Required task.
Copy every line of the records below where the word "Kontrolle" occurs.

Record list.

-- start --

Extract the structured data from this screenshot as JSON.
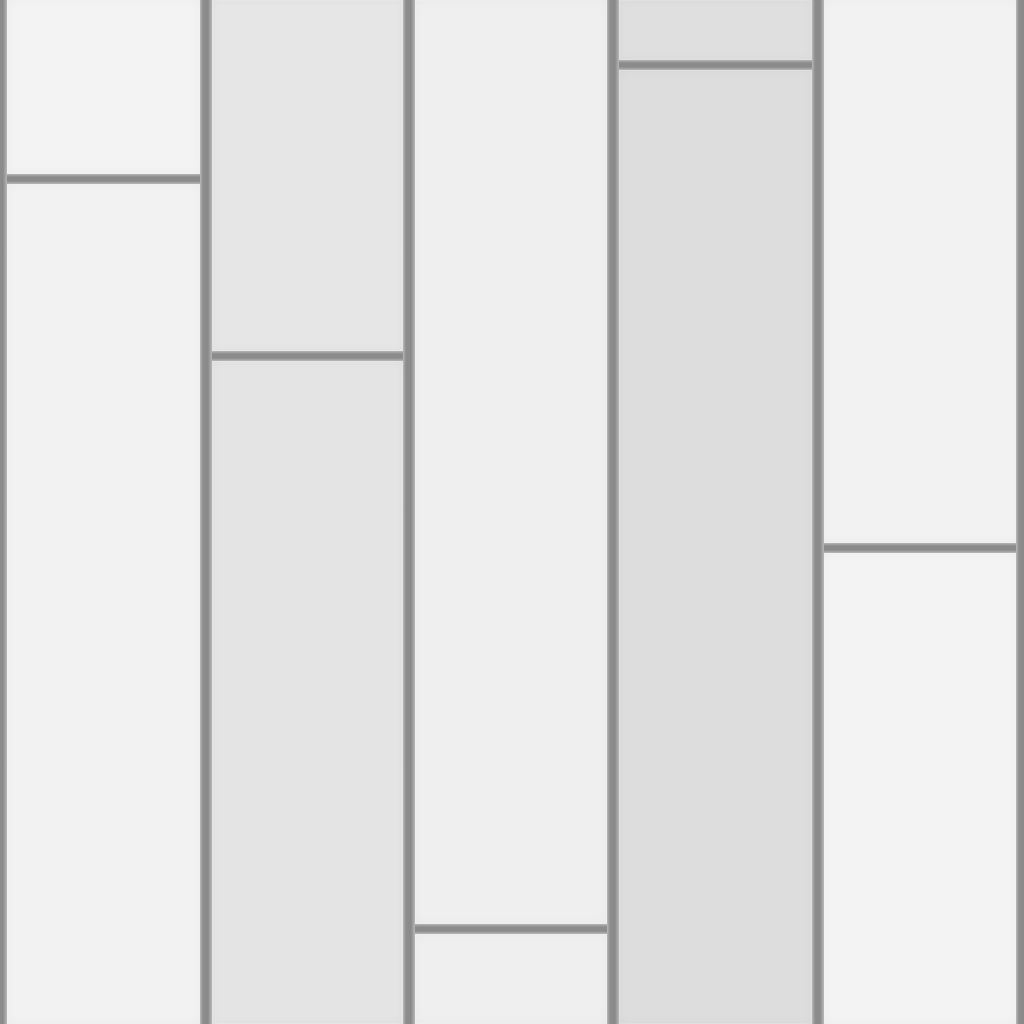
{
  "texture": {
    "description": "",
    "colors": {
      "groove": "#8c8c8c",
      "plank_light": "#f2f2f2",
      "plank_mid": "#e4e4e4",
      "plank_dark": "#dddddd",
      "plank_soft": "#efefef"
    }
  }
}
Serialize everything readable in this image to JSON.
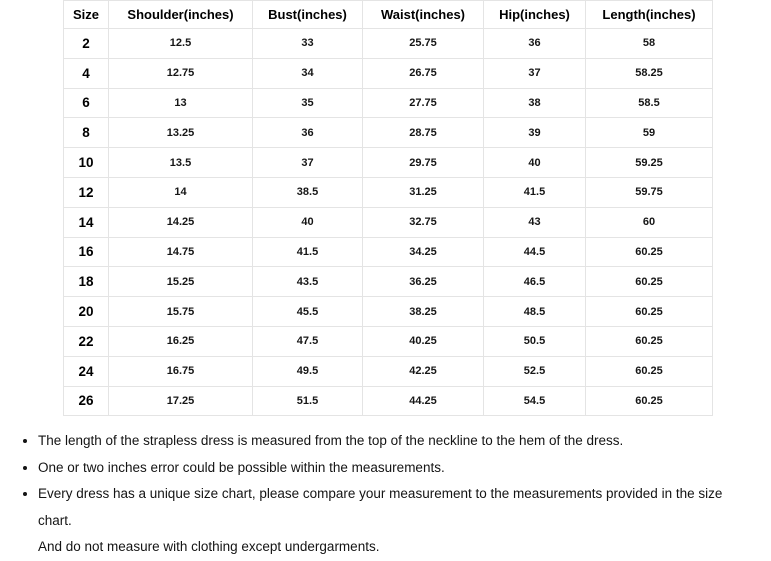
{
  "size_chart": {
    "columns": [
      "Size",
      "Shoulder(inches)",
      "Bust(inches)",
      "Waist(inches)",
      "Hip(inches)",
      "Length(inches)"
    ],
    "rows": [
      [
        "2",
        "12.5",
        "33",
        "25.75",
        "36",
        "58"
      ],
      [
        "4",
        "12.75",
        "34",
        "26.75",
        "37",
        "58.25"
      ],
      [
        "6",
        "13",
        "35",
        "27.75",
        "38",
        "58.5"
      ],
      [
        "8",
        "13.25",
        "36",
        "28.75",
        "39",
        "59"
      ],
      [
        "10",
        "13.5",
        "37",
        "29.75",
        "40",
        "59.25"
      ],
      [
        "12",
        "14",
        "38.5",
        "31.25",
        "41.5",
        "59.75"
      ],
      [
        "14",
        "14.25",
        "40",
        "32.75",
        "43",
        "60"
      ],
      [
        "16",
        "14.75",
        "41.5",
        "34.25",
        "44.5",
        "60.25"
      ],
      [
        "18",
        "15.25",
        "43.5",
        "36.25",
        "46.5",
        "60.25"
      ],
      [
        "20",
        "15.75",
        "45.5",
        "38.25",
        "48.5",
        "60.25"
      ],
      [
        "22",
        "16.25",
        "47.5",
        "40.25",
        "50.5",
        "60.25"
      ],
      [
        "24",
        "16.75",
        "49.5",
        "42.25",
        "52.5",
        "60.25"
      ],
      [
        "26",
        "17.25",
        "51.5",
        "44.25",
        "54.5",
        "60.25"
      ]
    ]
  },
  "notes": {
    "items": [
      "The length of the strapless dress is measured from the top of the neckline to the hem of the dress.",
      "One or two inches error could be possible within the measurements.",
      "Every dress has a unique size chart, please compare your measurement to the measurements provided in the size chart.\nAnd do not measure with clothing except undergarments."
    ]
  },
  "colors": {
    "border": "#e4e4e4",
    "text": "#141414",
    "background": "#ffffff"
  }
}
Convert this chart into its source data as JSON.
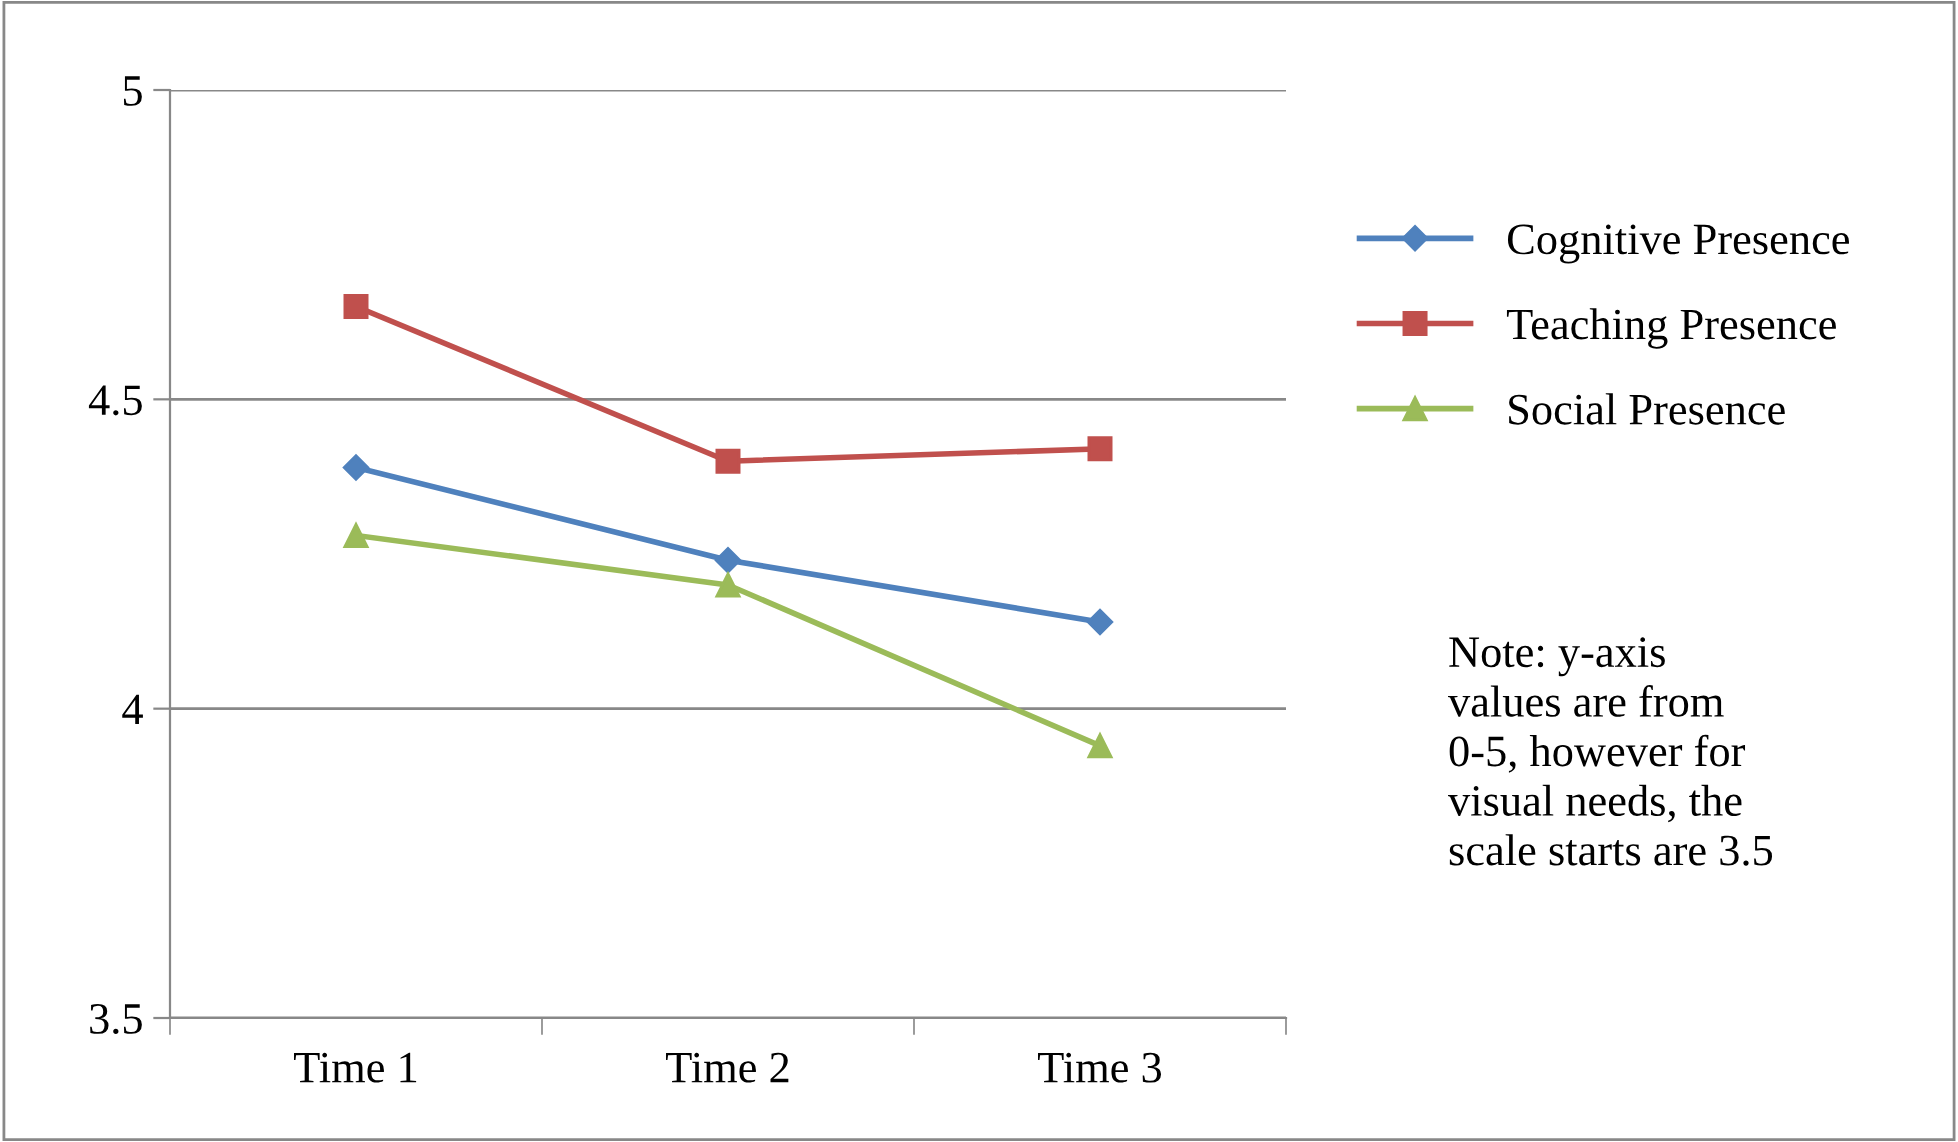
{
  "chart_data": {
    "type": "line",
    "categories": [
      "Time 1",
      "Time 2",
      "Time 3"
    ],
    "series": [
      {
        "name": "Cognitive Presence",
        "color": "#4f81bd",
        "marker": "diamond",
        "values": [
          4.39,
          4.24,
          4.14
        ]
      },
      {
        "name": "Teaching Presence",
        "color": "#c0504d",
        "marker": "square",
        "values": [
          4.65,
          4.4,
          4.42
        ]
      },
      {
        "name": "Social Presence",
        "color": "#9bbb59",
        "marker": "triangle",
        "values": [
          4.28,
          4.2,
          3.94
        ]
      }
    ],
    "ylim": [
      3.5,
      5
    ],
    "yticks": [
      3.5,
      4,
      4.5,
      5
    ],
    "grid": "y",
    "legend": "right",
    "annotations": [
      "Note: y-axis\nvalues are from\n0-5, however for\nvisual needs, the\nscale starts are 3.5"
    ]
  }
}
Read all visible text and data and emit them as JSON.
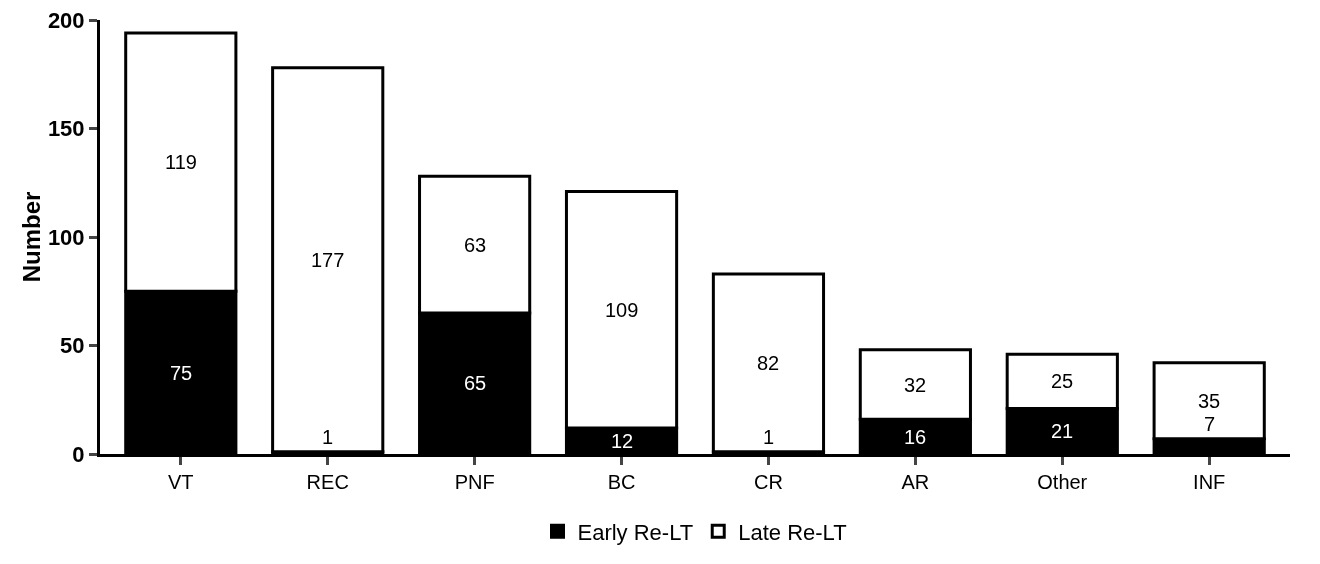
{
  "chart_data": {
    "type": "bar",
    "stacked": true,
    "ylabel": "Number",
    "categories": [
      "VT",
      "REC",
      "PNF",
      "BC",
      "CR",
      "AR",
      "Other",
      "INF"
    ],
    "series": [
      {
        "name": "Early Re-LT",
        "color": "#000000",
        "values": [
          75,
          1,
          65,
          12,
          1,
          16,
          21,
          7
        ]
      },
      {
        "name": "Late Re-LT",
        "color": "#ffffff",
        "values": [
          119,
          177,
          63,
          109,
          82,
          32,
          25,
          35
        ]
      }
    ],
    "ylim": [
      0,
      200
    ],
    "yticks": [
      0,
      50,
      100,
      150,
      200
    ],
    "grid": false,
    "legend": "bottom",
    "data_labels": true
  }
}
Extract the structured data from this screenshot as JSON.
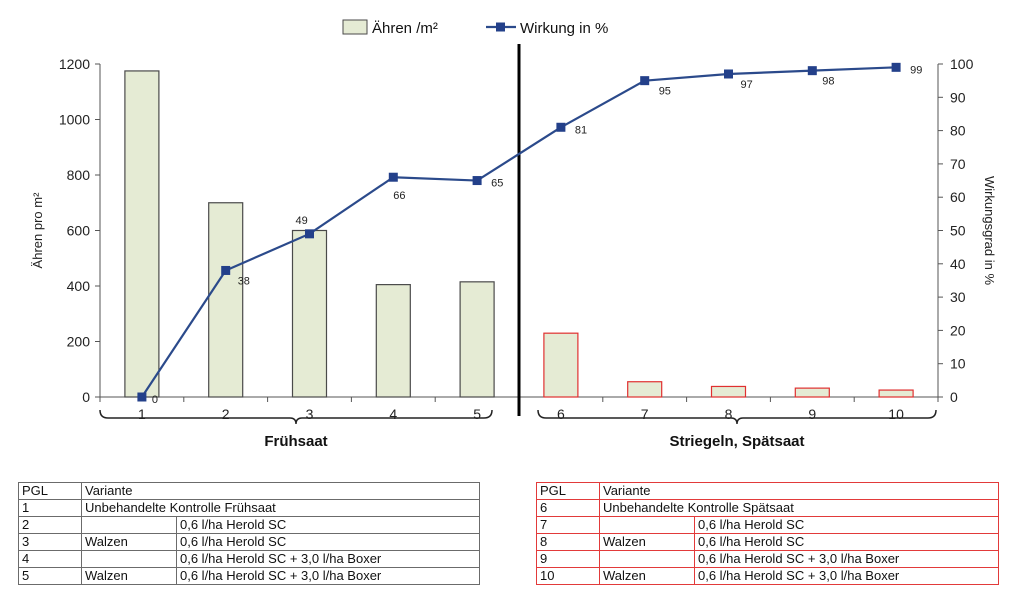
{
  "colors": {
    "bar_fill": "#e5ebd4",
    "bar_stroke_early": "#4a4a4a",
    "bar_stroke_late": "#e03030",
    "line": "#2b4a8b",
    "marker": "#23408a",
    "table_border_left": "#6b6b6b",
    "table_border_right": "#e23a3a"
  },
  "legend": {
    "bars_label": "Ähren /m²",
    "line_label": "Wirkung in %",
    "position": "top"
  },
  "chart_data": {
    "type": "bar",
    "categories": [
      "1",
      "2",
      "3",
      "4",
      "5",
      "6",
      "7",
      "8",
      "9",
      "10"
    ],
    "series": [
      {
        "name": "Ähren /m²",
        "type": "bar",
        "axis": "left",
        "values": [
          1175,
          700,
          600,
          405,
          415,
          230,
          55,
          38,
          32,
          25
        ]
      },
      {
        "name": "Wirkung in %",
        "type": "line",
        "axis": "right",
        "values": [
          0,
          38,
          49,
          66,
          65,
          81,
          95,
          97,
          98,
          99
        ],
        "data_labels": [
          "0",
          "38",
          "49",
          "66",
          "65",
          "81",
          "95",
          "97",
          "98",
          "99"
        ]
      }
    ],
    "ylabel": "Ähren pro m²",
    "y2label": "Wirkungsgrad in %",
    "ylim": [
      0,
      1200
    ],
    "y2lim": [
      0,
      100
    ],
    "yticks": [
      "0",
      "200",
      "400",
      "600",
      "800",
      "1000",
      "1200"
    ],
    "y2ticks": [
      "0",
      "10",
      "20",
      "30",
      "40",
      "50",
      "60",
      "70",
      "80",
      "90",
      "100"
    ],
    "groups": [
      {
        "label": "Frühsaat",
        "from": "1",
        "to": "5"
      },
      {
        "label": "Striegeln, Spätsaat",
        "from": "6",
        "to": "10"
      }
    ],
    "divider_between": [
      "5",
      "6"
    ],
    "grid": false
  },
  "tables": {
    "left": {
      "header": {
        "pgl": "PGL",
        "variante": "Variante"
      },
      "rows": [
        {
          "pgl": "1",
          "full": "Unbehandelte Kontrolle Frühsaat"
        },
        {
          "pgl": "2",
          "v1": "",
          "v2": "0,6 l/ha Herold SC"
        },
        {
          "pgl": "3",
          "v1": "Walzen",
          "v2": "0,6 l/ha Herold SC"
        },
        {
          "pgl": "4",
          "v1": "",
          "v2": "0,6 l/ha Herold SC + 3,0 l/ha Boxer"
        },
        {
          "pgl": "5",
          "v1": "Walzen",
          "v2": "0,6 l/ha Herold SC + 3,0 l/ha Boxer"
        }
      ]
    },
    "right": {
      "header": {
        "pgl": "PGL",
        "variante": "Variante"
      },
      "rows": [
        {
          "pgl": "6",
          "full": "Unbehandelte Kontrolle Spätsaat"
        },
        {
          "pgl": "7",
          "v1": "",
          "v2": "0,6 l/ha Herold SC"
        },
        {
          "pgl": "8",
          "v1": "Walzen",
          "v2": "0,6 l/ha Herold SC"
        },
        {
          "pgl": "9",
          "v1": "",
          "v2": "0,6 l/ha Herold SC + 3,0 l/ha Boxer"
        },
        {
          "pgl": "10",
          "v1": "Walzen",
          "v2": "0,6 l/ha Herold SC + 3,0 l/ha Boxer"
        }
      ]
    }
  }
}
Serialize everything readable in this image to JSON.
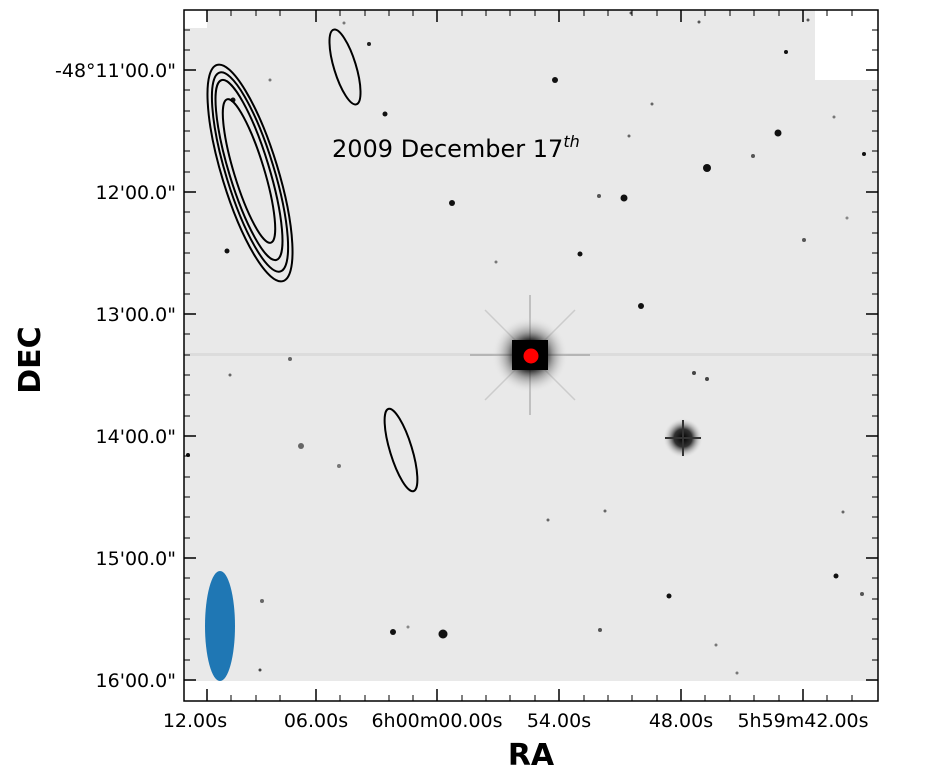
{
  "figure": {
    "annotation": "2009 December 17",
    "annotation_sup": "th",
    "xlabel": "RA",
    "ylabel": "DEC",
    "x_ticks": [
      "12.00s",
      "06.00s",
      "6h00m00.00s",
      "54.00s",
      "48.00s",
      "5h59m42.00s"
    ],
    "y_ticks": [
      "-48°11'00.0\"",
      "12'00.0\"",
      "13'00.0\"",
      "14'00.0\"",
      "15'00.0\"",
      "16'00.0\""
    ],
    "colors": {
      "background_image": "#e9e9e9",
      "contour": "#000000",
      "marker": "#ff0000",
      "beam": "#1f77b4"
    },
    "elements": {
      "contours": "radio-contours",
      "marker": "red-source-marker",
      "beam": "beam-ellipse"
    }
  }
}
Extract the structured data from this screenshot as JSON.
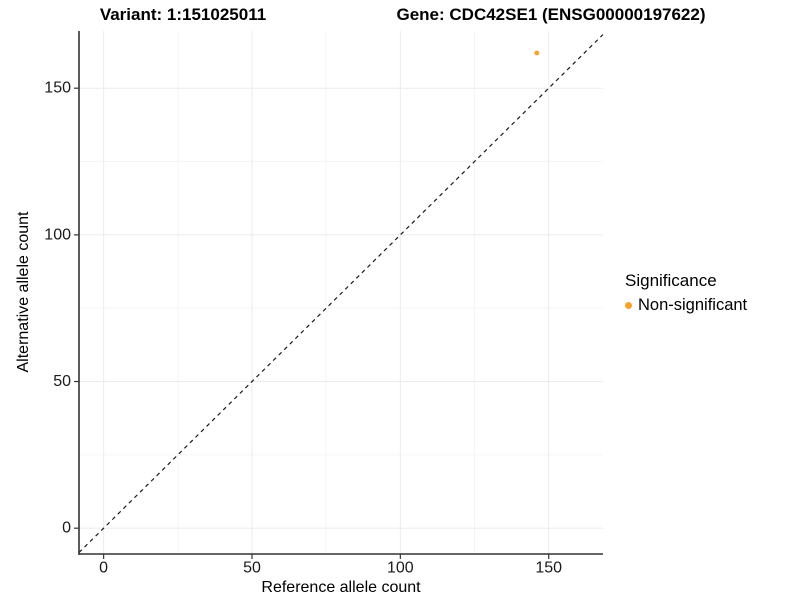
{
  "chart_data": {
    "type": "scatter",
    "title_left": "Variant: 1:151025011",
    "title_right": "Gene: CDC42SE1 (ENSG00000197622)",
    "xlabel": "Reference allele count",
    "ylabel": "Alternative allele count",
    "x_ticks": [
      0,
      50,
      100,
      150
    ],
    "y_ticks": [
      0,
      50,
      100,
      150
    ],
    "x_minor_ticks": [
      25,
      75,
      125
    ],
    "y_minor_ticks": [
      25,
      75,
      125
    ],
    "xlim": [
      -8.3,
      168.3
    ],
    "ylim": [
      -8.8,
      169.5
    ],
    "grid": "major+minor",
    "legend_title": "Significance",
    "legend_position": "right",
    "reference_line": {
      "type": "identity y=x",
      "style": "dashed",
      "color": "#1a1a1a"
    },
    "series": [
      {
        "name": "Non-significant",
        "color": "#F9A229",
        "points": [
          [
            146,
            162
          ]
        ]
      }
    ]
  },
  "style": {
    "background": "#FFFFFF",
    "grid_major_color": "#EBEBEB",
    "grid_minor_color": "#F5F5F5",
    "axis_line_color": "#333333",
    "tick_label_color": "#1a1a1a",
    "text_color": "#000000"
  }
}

-- end --

Answer to this task.
          "full": "Unbehandelte Kontrolle Frühsaat"
          "full": "Unbehandelte Kontrolle Spätsaat"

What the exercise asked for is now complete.